# budget carribean cruise



## jharrison (Nov 12, 2001)

Anyone have any leads on an inexpensive charter with a captain in the carribean?


----------



## TSOJOURNER (Dec 16, 1999)

I plan to return to Tortola in Jan 04 and 
charter a 50'' sailboat with crew made up
of friends, and friends of friends and people
like yourself who want to experience sailing
without having to take a mortgage. I am not
for hire, but captain the boat and we share
expenses equally. Not a problem if no experience. We were last there in Jan 02 and
had a great sail. As you may know, the winds
are usually constant making for ideal sailing. Many islands to explore. If interested, e-mail me. I have about 7-8 people confirmed, some who have sailed with me before. The sailboat can accomodate as many as 12.

Mike in Michigan


----------



## gazora (Jul 3, 2003)

Hi, anybody have any leads on good and cheap bare boat charters in Greece and/or Croatie( july-august)? Also does anybody have any experience with last minute charters in july-august?


----------



## benlolson (Sep 1, 2003)

We chartered through Conch Charters in the BVI''s this August and it couldn''t have been more last minute! I was busy with work and totally forgot to book the boat, so I thought me and my 5 friends were all totally screwed. I called Conch on a Friday, the charter was to begin on the next Monday, but they were able to get us the boat, gave us a great deal at two weeks for the price of one, and astonished us with excellent service as well. 

And the BVI''s were great, especially as there were only two experienced sailors in the group. Easy day sails, great snorkeling, excellent diving, and not that much dent in the pocket-book. 

I''d recommend the BVI''s to anyone. It was the best money I spent.


----------

·····

--- Directive a ---
In the forum thread on budget charters, what deal did Conch Charters give the group that booked at the last minute?

--- Source material ---
·····

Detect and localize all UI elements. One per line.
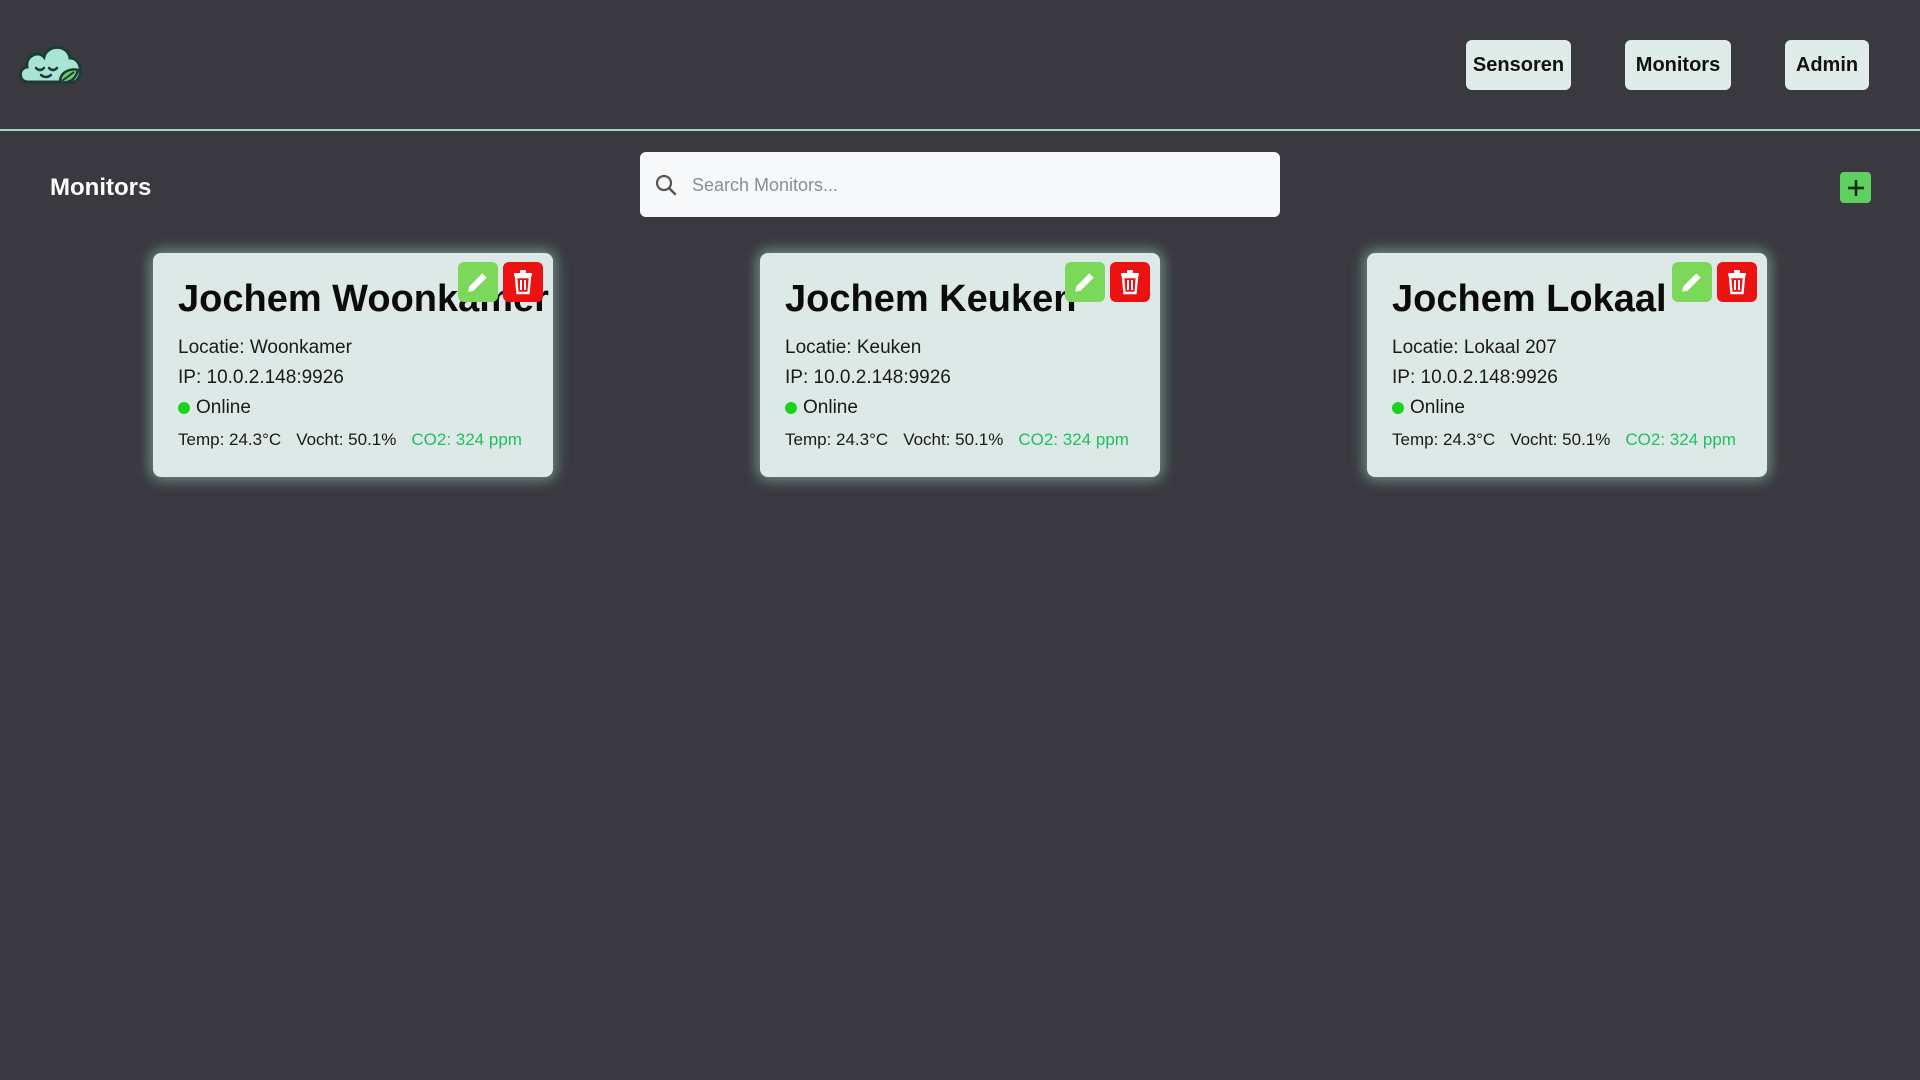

·····

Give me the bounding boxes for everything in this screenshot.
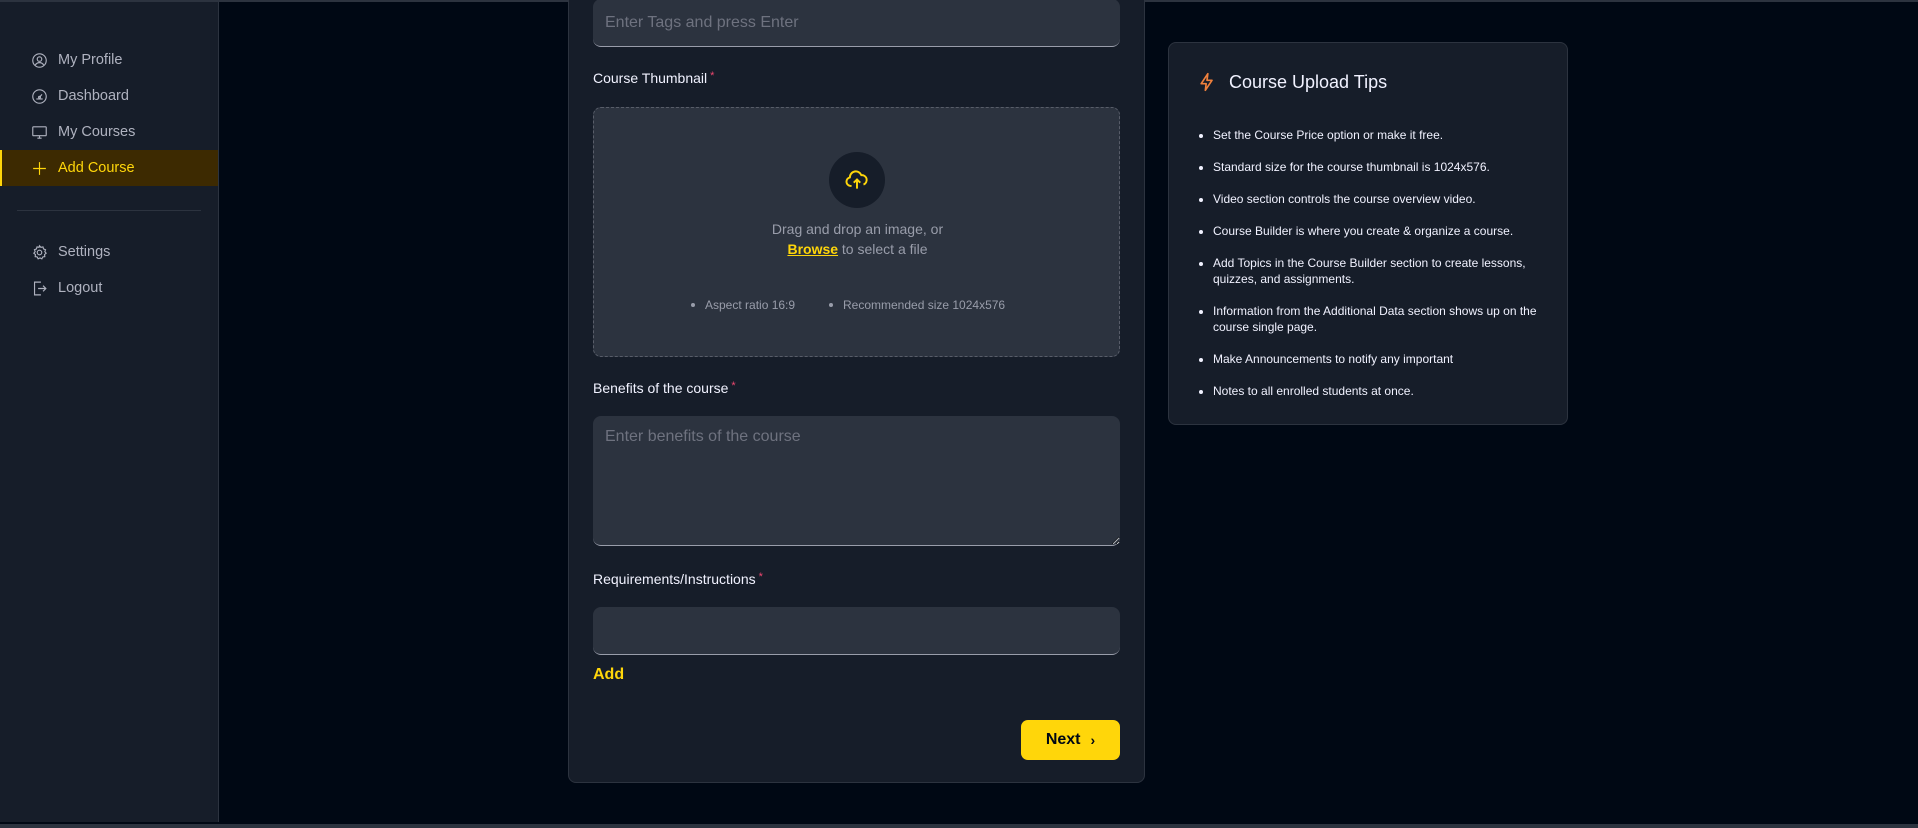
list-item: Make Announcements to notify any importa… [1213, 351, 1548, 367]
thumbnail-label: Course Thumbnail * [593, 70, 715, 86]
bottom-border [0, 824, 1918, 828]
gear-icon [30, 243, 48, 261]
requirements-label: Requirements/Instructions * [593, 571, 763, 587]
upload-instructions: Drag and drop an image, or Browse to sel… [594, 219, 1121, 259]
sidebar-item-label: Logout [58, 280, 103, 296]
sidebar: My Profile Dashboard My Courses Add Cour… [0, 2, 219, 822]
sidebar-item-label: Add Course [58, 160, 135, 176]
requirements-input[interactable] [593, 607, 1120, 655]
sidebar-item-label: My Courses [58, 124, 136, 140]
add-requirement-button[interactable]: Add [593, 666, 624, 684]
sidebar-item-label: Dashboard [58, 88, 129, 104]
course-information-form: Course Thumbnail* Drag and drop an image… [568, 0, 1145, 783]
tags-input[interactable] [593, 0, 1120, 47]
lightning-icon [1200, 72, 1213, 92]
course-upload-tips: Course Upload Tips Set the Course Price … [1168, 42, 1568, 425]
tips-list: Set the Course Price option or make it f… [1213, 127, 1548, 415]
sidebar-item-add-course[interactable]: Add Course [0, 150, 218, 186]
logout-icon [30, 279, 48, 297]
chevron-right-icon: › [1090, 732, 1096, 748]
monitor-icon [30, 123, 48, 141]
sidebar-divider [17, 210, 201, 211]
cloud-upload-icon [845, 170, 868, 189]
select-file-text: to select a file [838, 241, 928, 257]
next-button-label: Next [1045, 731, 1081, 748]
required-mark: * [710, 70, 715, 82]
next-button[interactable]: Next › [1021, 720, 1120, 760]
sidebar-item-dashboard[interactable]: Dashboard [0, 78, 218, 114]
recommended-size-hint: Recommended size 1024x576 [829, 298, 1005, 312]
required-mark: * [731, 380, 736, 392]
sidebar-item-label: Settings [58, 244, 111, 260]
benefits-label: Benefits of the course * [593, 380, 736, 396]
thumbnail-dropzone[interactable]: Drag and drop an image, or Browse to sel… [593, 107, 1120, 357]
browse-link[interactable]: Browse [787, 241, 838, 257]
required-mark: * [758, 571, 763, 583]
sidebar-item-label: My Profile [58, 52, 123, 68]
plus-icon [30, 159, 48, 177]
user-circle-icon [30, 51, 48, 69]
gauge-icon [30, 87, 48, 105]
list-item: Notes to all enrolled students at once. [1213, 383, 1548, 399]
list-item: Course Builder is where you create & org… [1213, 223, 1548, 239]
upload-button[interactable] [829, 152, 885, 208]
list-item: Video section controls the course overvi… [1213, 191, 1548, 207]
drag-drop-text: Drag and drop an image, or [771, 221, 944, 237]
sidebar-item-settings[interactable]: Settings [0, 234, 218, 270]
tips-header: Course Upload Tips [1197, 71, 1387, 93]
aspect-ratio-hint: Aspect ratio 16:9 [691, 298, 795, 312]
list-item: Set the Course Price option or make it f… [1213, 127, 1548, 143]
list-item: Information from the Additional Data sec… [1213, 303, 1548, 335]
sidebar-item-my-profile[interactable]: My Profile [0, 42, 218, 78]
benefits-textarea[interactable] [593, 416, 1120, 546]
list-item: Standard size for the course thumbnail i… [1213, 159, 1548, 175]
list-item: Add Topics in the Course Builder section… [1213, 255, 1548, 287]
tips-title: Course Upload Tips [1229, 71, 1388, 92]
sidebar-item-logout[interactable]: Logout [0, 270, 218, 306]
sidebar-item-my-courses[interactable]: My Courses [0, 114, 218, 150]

·····

--- Directive b ---
Convert the stretch of the records from the line containing "Give me the" through the line containing "plus-icon [30, 159, 48, 177]" into a JSON list of strings, one string per line, with blank lines omitted. Leave the pictures out.

--- Final answer a ---
Two weeks for the price of one.

--- Final answer b ---
[
  "Give me the bounding boxes for everything in this screenshot.",
  "list-item: Make Announcements to notify any importa… [1213, 351, 1548, 367]",
  "thumbnail-label: Course Thumbnail * [593, 70, 715, 86]",
  "bottom-border [0, 824, 1918, 828]",
  "gear-icon [30, 243, 48, 261]",
  "requirements-label: Requirements/Instructions * [593, 571, 763, 587]",
  "upload-instructions: Drag and drop an image, or Browse to sel… [594, 219, 1121, 259]",
  "sidebar-item-label: Logout [58, 280, 103, 296]",
  "sidebar: My Profile Dashboard My Courses Add Cour… [0, 2, 219, 822]",
  "sidebar-item-label: Add Course [58, 160, 135, 176]",
  "requirements-input[interactable] [593, 607, 1120, 655]",
  "sidebar-item-label: My Courses [58, 124, 136, 140]",
  "add-requirement-button[interactable]: Add [593, 666, 624, 684]",
  "sidebar-item-label: Dashboard [58, 88, 129, 104]",
  "course-information-form: Course Thumbnail* Drag and drop an image… [568, 0, 1145, 783]",
  "tags-input[interactable] [593, 0, 1120, 47]",
  "lightning-icon [1200, 72, 1213, 92]",
  "course-upload-tips: Course Upload Tips Set the Course Price … [1168, 42, 1568, 425]",
  "tips-list: Set the Course Price option or make it f… [1213, 127, 1548, 415]",
  "sidebar-item-add-course[interactable]: Add Course [0, 150, 218, 186]",
  "logout-icon [30, 279, 48, 297]",
  "chevron-right-icon: › [1090, 732, 1096, 748]",
  "monitor-icon [30, 123, 48, 141]",
  "sidebar-divider [17, 210, 201, 211]",
  "cloud-upload-icon [845, 170, 868, 189]",
  "select-file-text: to select a file [838, 241, 928, 257]",
  "next-button-label: Next [1045, 731, 1081, 748]",
  "required-mark: * [710, 70, 715, 82]",
  "next-button[interactable]: Next › [1021, 720, 1120, 760]",
  "sidebar-item-dashboard[interactable]: Dashboard [0, 78, 218, 114]",
  "recommended-size-hint: Recommended size 1024x576 [829, 298, 1005, 312]",
  "required-mark: * [731, 380, 736, 392]",
  "sidebar-item-label: Settings [58, 244, 111, 260]",
  "benefits-label: Benefits of the course * [593, 380, 736, 396]",
  "thumbnail-dropzone[interactable]: Drag and drop an image, or Browse to sel… [593, 107, 1120, 357]",
  "browse-link[interactable]: Browse [787, 241, 838, 257]",
  "required-mark: * [758, 571, 763, 583]",
  "sidebar-item-label: My Profile [58, 52, 123, 68]",
  "plus-icon [30, 159, 48, 177]"
]